====== RECORD EXCERPTS

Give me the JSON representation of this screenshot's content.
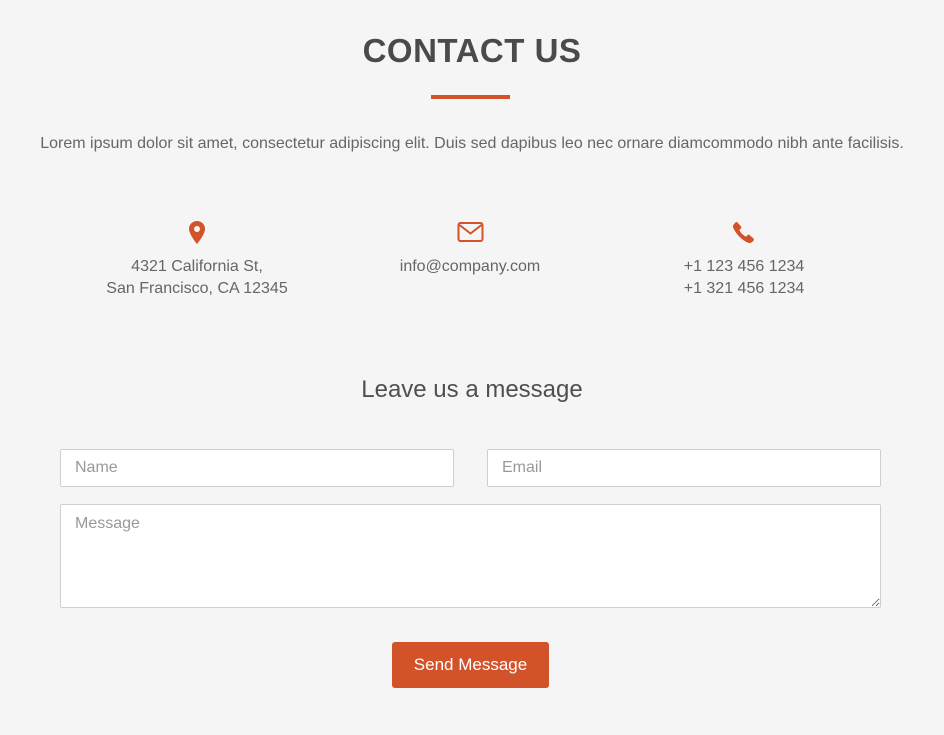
{
  "header": {
    "title": "CONTACT US",
    "intro": "Lorem ipsum dolor sit amet, consectetur adipiscing elit. Duis sed dapibus leo nec ornare diamcommodo nibh ante facilisis."
  },
  "contact_info": {
    "address": {
      "icon": "map-pin-icon",
      "line1": "4321 California St,",
      "line2": "San Francisco, CA 12345"
    },
    "email": {
      "icon": "envelope-icon",
      "value": "info@company.com"
    },
    "phone": {
      "icon": "phone-icon",
      "line1": "+1 123 456 1234",
      "line2": "+1 321 456 1234"
    }
  },
  "form": {
    "heading": "Leave us a message",
    "name_placeholder": "Name",
    "email_placeholder": "Email",
    "message_placeholder": "Message",
    "name_value": "",
    "email_value": "",
    "message_value": "",
    "submit_label": "Send Message"
  },
  "colors": {
    "accent": "#d2522a",
    "background": "#f5f5f5",
    "text": "#666666"
  }
}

============

**BRIEF:** Write out all the entries again, word for word, and print no images.

**RESULT OF THIS TASK:**
Give me the JSON representation of this screenshot's content.
{
  "header": {
    "title": "CONTACT US",
    "intro": "Lorem ipsum dolor sit amet, consectetur adipiscing elit. Duis sed dapibus leo nec ornare diamcommodo nibh ante facilisis."
  },
  "contact_info": {
    "address": {
      "icon": "map-pin-icon",
      "line1": "4321 California St,",
      "line2": "San Francisco, CA 12345"
    },
    "email": {
      "icon": "envelope-icon",
      "value": "info@company.com"
    },
    "phone": {
      "icon": "phone-icon",
      "line1": "+1 123 456 1234",
      "line2": "+1 321 456 1234"
    }
  },
  "form": {
    "heading": "Leave us a message",
    "name_placeholder": "Name",
    "email_placeholder": "Email",
    "message_placeholder": "Message",
    "name_value": "",
    "email_value": "",
    "message_value": "",
    "submit_label": "Send Message"
  },
  "colors": {
    "accent": "#d2522a",
    "background": "#f5f5f5",
    "text": "#666666"
  }
}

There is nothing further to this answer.